-- START Supplied information --

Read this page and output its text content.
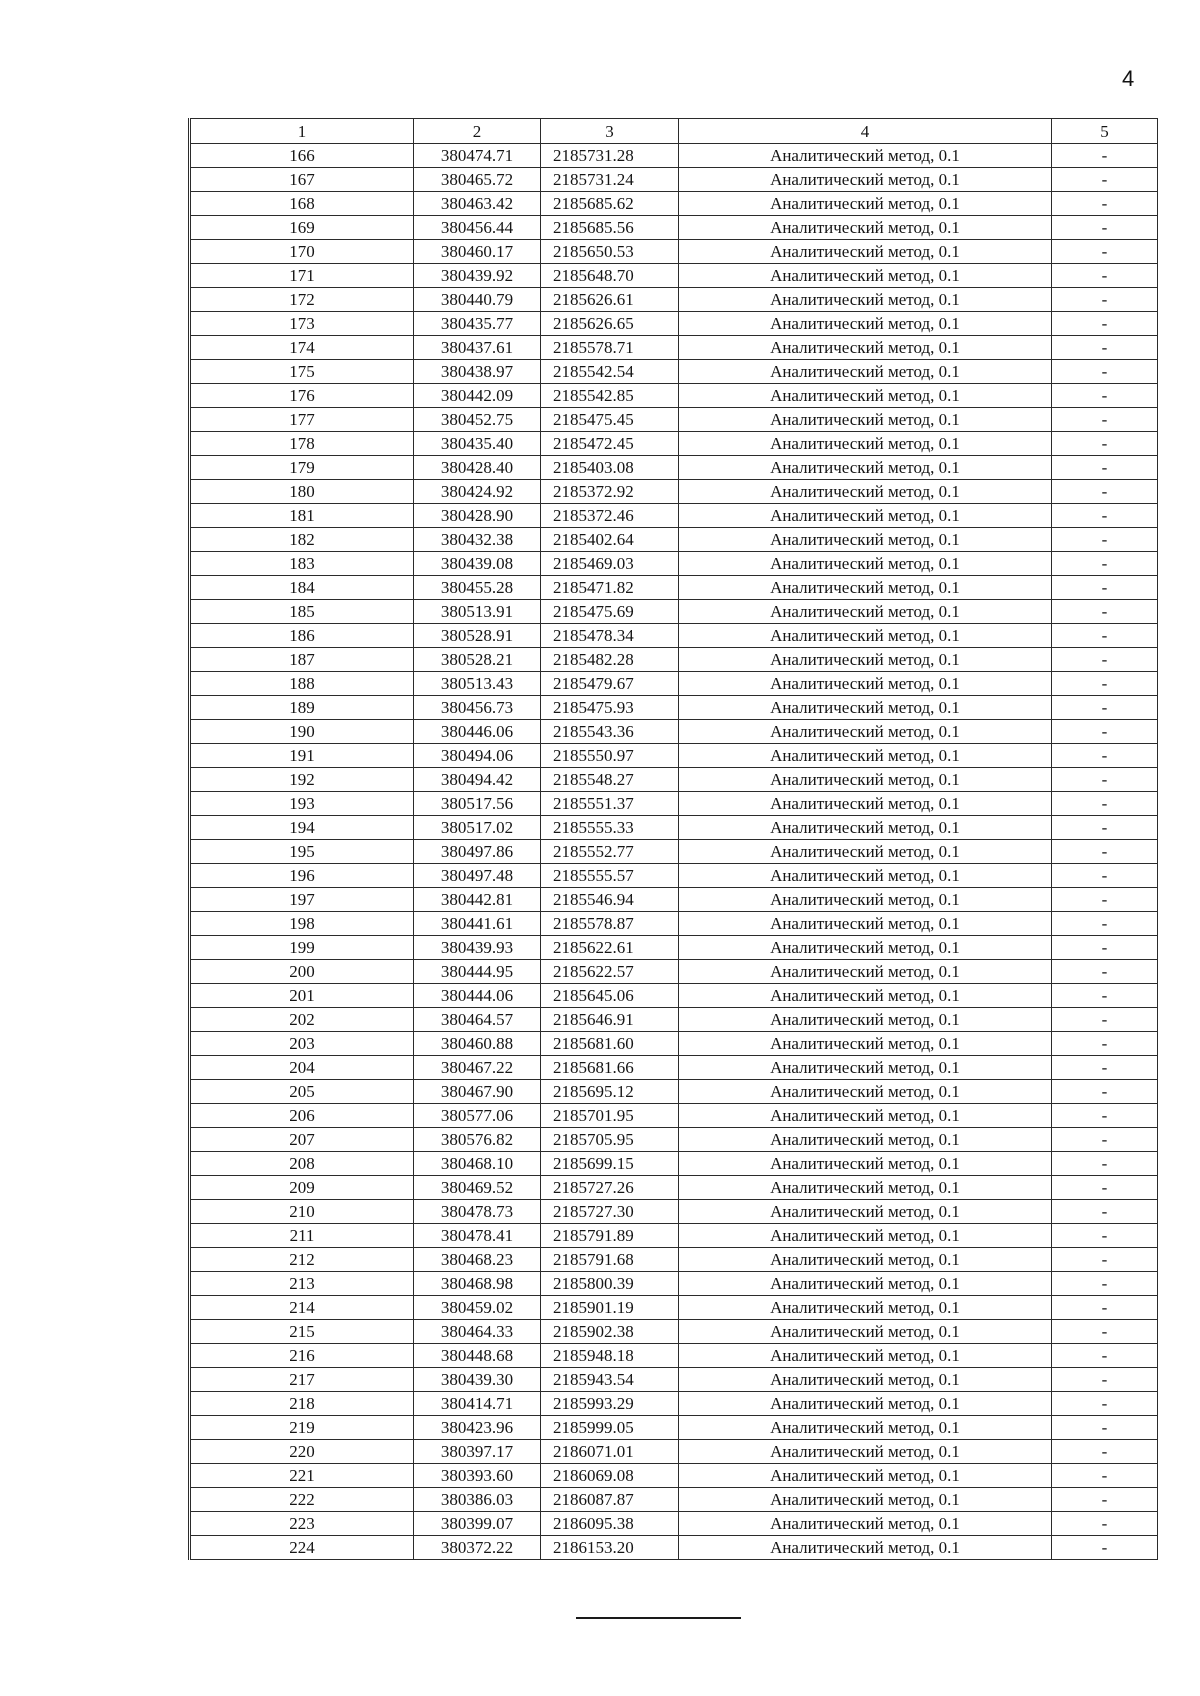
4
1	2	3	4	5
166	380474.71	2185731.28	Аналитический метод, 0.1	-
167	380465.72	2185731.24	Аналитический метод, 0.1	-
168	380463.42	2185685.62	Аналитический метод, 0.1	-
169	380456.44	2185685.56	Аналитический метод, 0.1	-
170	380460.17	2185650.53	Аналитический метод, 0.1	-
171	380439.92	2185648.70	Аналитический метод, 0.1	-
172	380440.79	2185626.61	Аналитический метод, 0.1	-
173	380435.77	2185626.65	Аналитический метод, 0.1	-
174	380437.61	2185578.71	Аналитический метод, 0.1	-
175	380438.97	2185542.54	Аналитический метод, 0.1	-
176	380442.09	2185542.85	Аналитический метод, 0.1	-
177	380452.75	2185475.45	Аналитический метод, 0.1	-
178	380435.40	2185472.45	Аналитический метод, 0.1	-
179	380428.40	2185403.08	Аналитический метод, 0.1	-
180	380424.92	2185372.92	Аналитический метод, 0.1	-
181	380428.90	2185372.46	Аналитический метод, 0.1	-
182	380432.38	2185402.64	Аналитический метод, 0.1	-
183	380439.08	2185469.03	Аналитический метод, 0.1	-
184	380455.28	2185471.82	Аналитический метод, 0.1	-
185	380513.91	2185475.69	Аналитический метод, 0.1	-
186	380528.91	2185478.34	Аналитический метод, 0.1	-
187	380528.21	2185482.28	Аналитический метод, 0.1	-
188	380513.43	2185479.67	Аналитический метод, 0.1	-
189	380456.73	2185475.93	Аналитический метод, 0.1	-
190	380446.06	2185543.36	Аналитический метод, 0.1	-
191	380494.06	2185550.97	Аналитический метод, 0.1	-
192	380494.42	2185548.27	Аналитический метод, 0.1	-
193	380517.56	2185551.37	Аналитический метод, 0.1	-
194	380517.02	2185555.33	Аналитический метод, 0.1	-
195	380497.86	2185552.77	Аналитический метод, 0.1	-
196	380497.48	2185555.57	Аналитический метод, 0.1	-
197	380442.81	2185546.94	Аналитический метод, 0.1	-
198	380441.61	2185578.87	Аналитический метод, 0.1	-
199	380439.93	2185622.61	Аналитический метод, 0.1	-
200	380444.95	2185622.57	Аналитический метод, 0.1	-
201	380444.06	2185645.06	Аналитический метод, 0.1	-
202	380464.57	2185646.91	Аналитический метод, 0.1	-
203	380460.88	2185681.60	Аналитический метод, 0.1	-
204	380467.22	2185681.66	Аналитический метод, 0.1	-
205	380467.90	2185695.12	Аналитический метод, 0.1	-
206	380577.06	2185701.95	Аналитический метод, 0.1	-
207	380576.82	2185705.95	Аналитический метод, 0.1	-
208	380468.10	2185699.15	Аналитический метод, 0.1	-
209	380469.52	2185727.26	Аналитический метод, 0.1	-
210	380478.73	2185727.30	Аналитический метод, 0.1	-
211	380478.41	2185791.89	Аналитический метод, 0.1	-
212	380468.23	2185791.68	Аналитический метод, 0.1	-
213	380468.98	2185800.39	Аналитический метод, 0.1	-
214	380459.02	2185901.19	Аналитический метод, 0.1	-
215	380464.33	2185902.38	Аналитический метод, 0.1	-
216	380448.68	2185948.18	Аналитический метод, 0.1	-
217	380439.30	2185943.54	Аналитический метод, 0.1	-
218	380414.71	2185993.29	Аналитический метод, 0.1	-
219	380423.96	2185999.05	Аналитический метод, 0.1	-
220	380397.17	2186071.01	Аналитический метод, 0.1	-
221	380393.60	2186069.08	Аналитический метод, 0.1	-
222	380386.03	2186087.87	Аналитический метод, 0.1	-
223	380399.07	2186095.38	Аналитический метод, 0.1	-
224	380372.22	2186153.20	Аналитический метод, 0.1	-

-- END Supplied information --
-- START Supplied information --

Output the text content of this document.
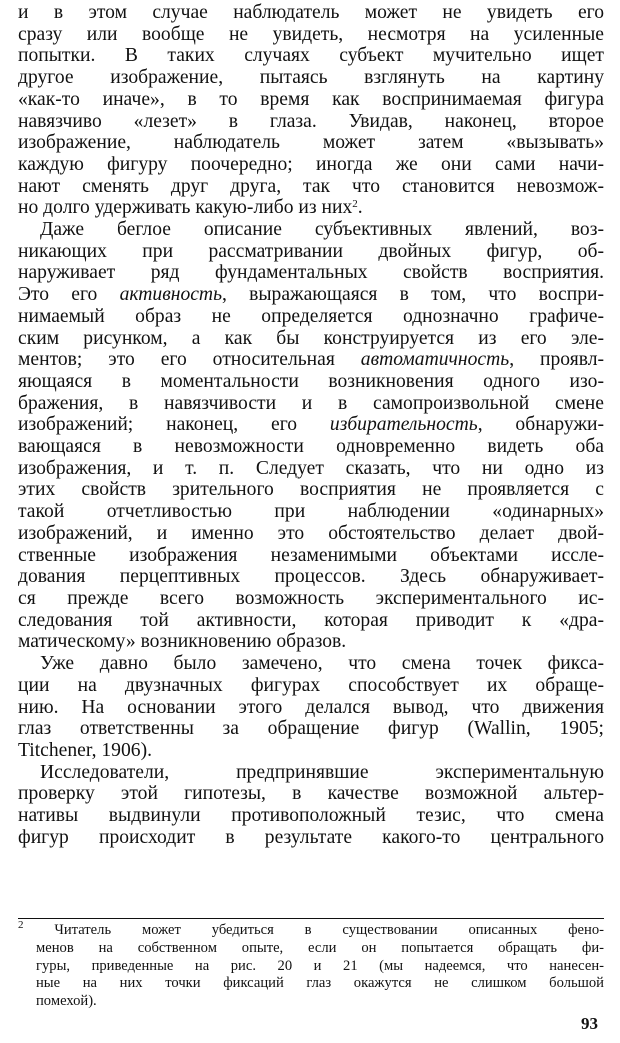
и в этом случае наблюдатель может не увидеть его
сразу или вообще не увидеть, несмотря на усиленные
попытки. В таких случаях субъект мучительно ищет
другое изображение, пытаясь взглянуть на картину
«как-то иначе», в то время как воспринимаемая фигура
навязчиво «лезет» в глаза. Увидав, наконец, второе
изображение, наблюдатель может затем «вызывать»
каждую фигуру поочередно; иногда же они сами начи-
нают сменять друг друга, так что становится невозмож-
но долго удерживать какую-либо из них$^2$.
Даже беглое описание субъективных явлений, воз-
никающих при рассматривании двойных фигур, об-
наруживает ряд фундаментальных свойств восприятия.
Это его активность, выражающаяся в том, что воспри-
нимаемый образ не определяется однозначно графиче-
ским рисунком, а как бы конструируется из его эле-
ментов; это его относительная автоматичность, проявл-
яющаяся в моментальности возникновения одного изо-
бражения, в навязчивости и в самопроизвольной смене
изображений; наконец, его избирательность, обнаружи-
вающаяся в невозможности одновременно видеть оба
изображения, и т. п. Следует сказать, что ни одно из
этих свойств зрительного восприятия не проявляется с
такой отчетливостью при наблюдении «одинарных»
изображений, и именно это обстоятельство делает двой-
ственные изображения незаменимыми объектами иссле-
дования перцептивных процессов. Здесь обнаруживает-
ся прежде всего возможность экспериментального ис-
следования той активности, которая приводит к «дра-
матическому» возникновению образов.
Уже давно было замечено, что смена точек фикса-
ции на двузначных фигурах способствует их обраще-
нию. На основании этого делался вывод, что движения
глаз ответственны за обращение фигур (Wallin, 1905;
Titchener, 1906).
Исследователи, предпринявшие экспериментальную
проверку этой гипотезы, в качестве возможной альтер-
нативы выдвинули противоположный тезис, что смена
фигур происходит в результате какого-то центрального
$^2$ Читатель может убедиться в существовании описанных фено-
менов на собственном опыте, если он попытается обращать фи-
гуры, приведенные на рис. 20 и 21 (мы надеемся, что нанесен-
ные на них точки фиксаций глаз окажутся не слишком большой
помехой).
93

-- END Supplied information --

**Given task:** Determine how many lines in the listing above hold the word "text", answering with the number only.

**Full answer:** 2